Task description>
Identify and copy all lines of the material where the string "value" is found.

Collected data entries
* * * *

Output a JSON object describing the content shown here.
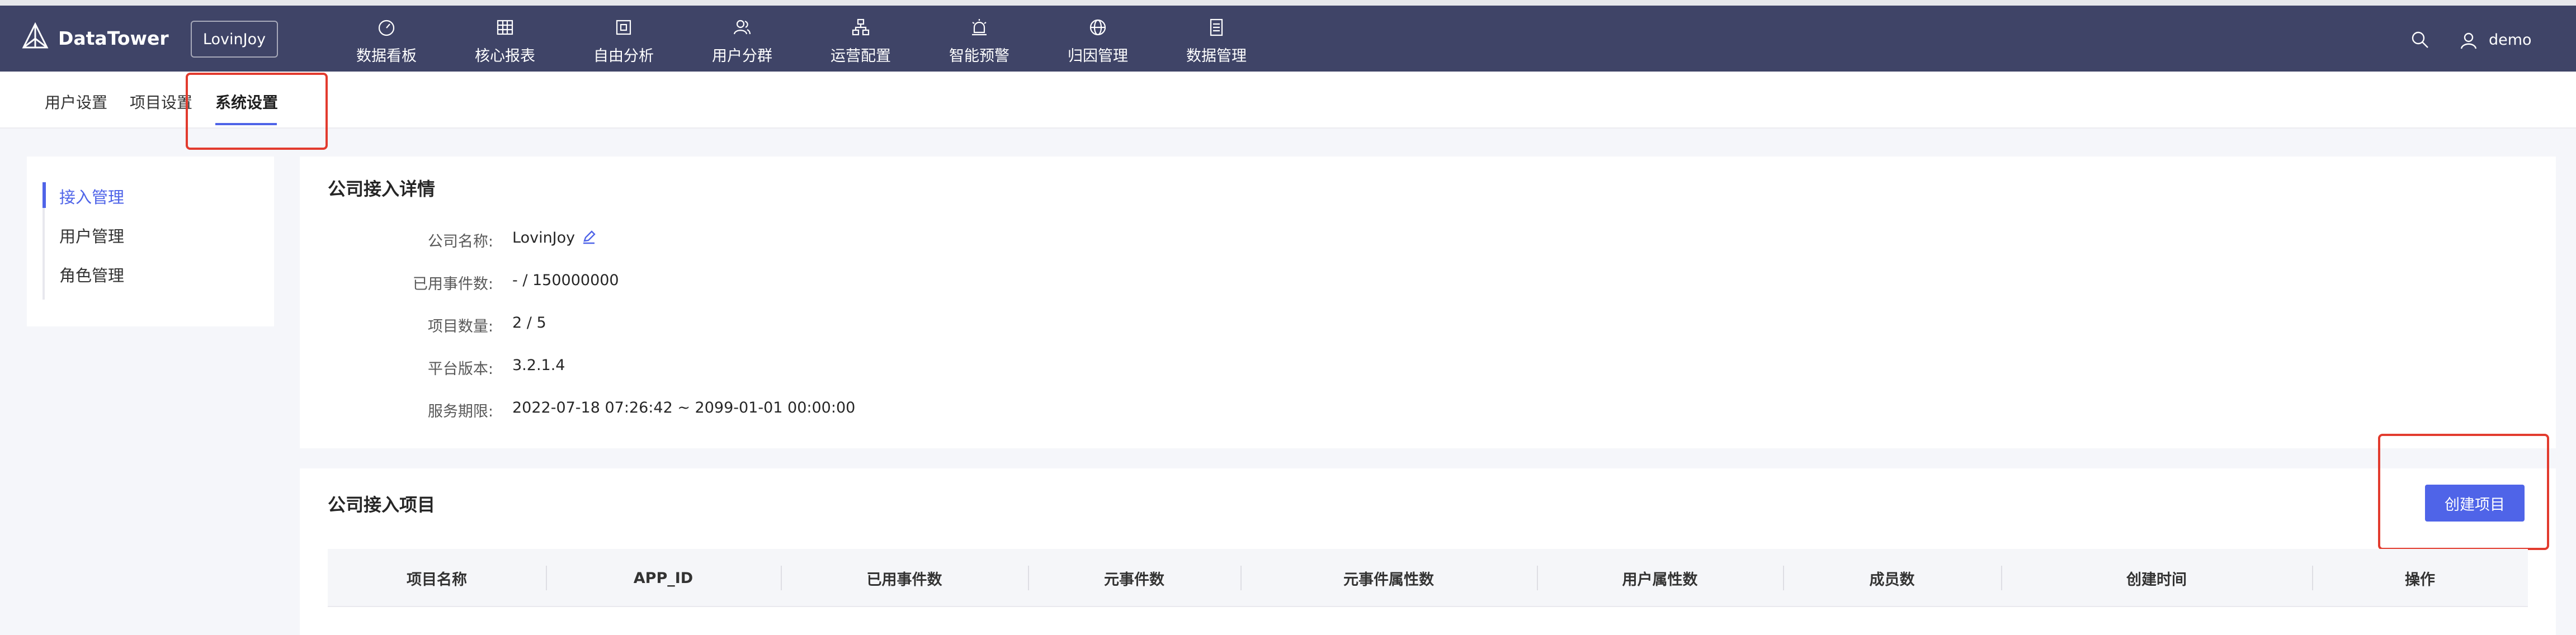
{
  "header": {
    "brand": "DataTower",
    "project": "LovinJoy",
    "nav": [
      {
        "label": "数据看板",
        "icon": "dashboard-icon"
      },
      {
        "label": "核心报表",
        "icon": "table-icon"
      },
      {
        "label": "自由分析",
        "icon": "analysis-icon"
      },
      {
        "label": "用户分群",
        "icon": "users-icon"
      },
      {
        "label": "运营配置",
        "icon": "hierarchy-icon"
      },
      {
        "label": "智能预警",
        "icon": "alarm-icon"
      },
      {
        "label": "归因管理",
        "icon": "globe-icon"
      },
      {
        "label": "数据管理",
        "icon": "document-icon"
      }
    ],
    "username": "demo"
  },
  "subnav": {
    "tabs": [
      "用户设置",
      "项目设置",
      "系统设置"
    ],
    "active": "系统设置"
  },
  "sidebar": {
    "items": [
      "接入管理",
      "用户管理",
      "角色管理"
    ],
    "active": "接入管理"
  },
  "details": {
    "title": "公司接入详情",
    "rows": [
      {
        "label": "公司名称:",
        "value": "LovinJoy"
      },
      {
        "label": "已用事件数:",
        "value": "- / 150000000"
      },
      {
        "label": "项目数量:",
        "value": "2 / 5"
      },
      {
        "label": "平台版本:",
        "value": "3.2.1.4"
      },
      {
        "label": "服务期限:",
        "value": "2022-07-18 07:26:42 ~ 2099-01-01 00:00:00"
      }
    ]
  },
  "projects": {
    "title": "公司接入项目",
    "create_label": "创建项目",
    "columns": [
      "项目名称",
      "APP_ID",
      "已用事件数",
      "元事件数",
      "元事件属性数",
      "用户属性数",
      "成员数",
      "创建时间",
      "操作"
    ]
  },
  "colors": {
    "header_bg": "#3f4467",
    "accent": "#4f64e8",
    "highlight": "#e23b2e"
  }
}
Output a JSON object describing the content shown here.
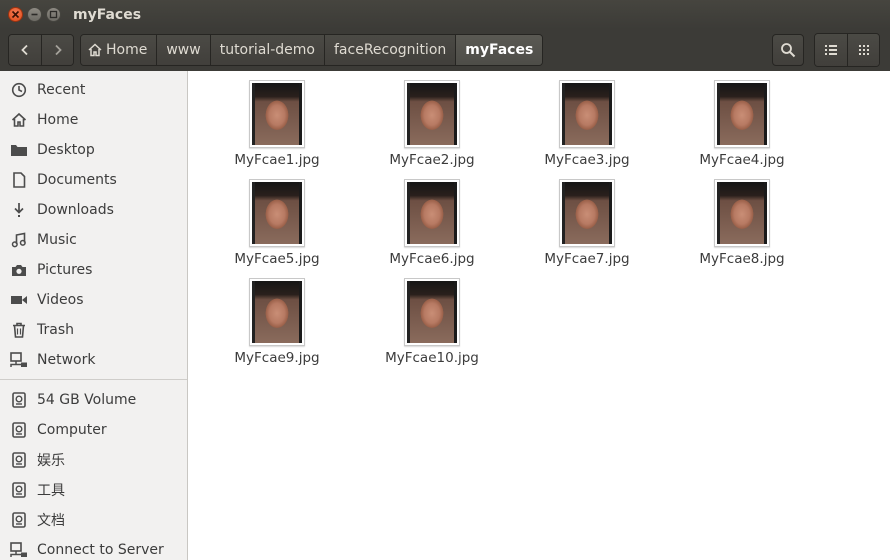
{
  "window": {
    "title": "myFaces"
  },
  "toolbar": {
    "breadcrumbs": [
      "Home",
      "www",
      "tutorial-demo",
      "faceRecognition",
      "myFaces"
    ]
  },
  "sidebar": {
    "places": [
      {
        "label": "Recent",
        "icon": "clock-icon"
      },
      {
        "label": "Home",
        "icon": "home-icon"
      },
      {
        "label": "Desktop",
        "icon": "folder-icon"
      },
      {
        "label": "Documents",
        "icon": "document-icon"
      },
      {
        "label": "Downloads",
        "icon": "download-icon"
      },
      {
        "label": "Music",
        "icon": "music-icon"
      },
      {
        "label": "Pictures",
        "icon": "camera-icon"
      },
      {
        "label": "Videos",
        "icon": "video-icon"
      },
      {
        "label": "Trash",
        "icon": "trash-icon"
      },
      {
        "label": "Network",
        "icon": "network-icon"
      }
    ],
    "devices": [
      {
        "label": "54 GB Volume",
        "icon": "drive-icon"
      },
      {
        "label": "Computer",
        "icon": "drive-icon"
      },
      {
        "label": "娱乐",
        "icon": "drive-icon"
      },
      {
        "label": "工具",
        "icon": "drive-icon"
      },
      {
        "label": "文档",
        "icon": "drive-icon"
      },
      {
        "label": "Connect to Server",
        "icon": "network-icon"
      }
    ]
  },
  "files": [
    "MyFcae1.jpg",
    "MyFcae2.jpg",
    "MyFcae3.jpg",
    "MyFcae4.jpg",
    "MyFcae5.jpg",
    "MyFcae6.jpg",
    "MyFcae7.jpg",
    "MyFcae8.jpg",
    "MyFcae9.jpg",
    "MyFcae10.jpg"
  ]
}
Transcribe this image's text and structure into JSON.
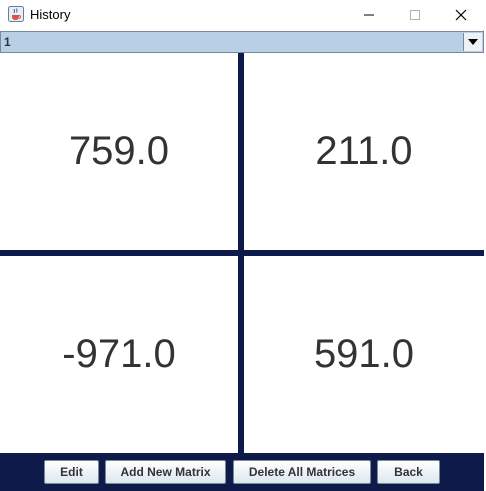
{
  "window": {
    "title": "History",
    "icon": "java-cup-icon"
  },
  "matrix_selector": {
    "selected": "1"
  },
  "matrix": {
    "cells": [
      [
        "759.0",
        "211.0"
      ],
      [
        "-971.0",
        "591.0"
      ]
    ]
  },
  "buttons": {
    "edit": "Edit",
    "add_new": "Add New Matrix",
    "delete_all": "Delete All Matrices",
    "back": "Back"
  },
  "colors": {
    "grid_background": "#0e1a4a",
    "combo_background": "#b8cfe5",
    "cell_text": "#333333"
  }
}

* * * *

Exercise result>
        "value": "LovinJoy"
        "value": "- / 150000000"
        "value": "2 / 5"
        "value": "3.2.1.4"
        "value": "2022-07-18 07:26:42 ~ 2099-01-01 00:00:00"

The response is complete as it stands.